━━ TEXTO

De pronto pienso que el virus llegará con las palomas o colibríes que toman agua en el mini jardín de mi casa. A veces supongo que un infectado escupió al aire y que la brisa del atardecer nos traerá esa visita inesperada. Luego, imagino a los empacadores de los productos que compro por internet tosiéndoles a todo lo empaquetado, de modo que apenas abrir los productos del súper, tras haberles pasado el trapo con cloro, se rompe la burbuja satánica y el covid inunda mi casa para dejarnos a todos como los extras de la película mencionada. Y luego pienso en Trump. Si alguien sabe más que el resto del planeta es ese científico salido de las universidades más exigentes, de modo que, si sugiere inyectarse lysol o cloro, o tomarse unos buches de sustancias similares, es por algo. No quiero suponer qué es ese algo, pero su razón tendrá para mencionarlo. No hay bromas sin verdad, dice Freud.

Lo bueno es que tengo al hijo grande para sortear tales dilemas de infección donde tarde o temprano llego al famoso todo o nada mexicano, que nos lleva de lo sublime a lo grotesco. En estos tiempos de pandemia, al literato le ha dado por leer la Divina Comedia. No sé si está mapeándome en la compleja geografía imaginada por Dante para ver en qué circulo voy a quedar, pero lo cierto es que, por un lado, Beatriz les dice a los paseantes el mensaje que me llega en estos momentos: “Tú mismo te alucinas con tus falsas ideas”. Entonces sólo queda dejarse guiar por la musa del paseante del inframundo y abandonar esas preocupaciones innecesarias. Uno hace lo que puede y hasta ahí. Ya lo dijo el príncipe de la canción: “uno no es lo que quiere, sino lo que puede ser”. Y en temas de sanitización no hay manera de ganarle a los paranoicos que lo mismo viven con los teléfonos de emergencia a la mano, que se han aprendido tanto los teléfonos del médico de cabecera, como del vendedor de seguros para que no le fallen a la hora del primer síntoma real o irreal del virus asesino. No me gusta la grilla, pero más gente se ha muerto por la delincuencia organizada y ahí ni quien diga nada. Ya se exige a los repartidores de comida que se identifiquen, bajo el argumento de que pueden ser miembros de los cárteles que han ocupado la CDMX como quien camina por su sala. No hay modo de abstraerse de la preocupación cuando uno va al súper y se nota el desabasto, dice mi suegri.

━━━━
━━ DATOS DISPONIBLES

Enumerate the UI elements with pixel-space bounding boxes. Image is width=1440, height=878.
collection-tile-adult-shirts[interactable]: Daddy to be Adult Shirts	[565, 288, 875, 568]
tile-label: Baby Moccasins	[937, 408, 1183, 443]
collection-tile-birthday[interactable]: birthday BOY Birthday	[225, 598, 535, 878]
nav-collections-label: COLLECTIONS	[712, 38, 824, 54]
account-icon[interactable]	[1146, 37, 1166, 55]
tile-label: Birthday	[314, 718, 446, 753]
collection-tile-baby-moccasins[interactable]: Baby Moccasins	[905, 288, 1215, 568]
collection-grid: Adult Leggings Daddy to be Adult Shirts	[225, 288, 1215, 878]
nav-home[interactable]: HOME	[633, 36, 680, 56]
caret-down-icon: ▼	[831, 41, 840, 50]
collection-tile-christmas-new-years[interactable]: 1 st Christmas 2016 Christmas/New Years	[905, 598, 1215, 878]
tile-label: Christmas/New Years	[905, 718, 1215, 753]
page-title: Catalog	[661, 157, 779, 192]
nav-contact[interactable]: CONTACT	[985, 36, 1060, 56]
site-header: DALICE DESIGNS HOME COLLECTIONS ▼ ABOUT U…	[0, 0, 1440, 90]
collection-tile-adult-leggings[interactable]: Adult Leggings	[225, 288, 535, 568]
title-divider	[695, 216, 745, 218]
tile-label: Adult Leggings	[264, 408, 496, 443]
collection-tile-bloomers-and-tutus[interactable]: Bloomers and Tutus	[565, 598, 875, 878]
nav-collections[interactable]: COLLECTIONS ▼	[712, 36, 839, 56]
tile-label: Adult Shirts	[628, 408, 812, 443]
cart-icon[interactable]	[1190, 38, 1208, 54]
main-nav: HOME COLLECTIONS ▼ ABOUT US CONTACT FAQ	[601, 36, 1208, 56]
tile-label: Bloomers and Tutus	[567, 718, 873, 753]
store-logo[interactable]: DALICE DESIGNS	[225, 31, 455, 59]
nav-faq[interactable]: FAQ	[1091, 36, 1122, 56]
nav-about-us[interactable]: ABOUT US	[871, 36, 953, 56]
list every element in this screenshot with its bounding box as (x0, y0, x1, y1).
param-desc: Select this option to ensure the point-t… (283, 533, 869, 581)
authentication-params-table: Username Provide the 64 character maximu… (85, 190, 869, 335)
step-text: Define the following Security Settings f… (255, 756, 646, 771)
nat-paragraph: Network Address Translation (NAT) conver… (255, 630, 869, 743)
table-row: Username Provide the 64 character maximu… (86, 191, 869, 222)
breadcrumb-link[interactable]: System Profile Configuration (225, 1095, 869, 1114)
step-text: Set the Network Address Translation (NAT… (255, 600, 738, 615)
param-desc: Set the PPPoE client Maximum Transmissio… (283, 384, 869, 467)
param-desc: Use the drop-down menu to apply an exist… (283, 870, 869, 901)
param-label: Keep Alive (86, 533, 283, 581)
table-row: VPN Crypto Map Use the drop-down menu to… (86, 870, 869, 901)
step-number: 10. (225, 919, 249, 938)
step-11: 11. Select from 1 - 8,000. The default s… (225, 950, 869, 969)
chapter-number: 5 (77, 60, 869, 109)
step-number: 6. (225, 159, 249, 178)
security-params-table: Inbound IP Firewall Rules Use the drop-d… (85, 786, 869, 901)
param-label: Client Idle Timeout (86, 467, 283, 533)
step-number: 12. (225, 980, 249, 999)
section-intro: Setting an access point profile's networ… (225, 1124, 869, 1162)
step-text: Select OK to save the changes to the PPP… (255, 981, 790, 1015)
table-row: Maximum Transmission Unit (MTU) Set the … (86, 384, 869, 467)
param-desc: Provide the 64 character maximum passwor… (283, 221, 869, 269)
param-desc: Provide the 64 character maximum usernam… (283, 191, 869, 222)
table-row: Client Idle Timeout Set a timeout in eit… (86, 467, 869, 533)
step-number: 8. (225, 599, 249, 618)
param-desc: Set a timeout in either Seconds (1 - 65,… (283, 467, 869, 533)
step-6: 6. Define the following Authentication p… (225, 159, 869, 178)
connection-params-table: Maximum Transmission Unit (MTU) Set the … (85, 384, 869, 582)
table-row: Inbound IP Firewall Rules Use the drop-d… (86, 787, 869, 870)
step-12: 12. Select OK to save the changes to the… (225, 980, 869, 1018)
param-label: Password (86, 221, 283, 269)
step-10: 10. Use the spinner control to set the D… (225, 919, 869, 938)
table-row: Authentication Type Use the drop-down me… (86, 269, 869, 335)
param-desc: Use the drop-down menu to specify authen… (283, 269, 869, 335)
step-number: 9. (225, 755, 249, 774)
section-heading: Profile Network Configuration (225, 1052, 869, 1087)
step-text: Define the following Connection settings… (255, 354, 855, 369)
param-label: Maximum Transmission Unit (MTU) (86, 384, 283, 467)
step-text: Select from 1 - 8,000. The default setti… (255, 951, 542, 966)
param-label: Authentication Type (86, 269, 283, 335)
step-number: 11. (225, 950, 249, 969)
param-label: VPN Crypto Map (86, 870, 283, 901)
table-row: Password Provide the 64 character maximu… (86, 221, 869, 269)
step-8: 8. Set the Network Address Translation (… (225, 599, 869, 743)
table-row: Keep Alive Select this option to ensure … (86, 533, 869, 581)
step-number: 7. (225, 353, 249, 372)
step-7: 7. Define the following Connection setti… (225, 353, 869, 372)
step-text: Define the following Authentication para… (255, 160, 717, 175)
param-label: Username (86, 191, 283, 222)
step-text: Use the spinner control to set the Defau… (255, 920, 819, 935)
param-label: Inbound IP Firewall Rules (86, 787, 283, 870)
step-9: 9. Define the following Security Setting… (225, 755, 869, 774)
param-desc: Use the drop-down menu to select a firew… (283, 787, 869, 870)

━━━━

*CONSIGNA*
Indica si cada afirmación concuerda con el texto y cita las palabras exactas que lo deciden: (a) Quien narra imagina a los empacadores tosiendo sobre lo que compra por internet. (b) En estos tiempos de pandemia, el literato lee el Quijote. (c) A los repartidores de comida se les exige identificarse.

*RESPUESTA*
(a) Sí: «imagino a los empacadores de los productos que compro por internet tosiéndoles a todo lo empaquetado».
(b) No: «al literato le ha dado por leer la Divina Comedia».
(c) Sí: «Ya se exige a los repartidores de comida que se identifiquen».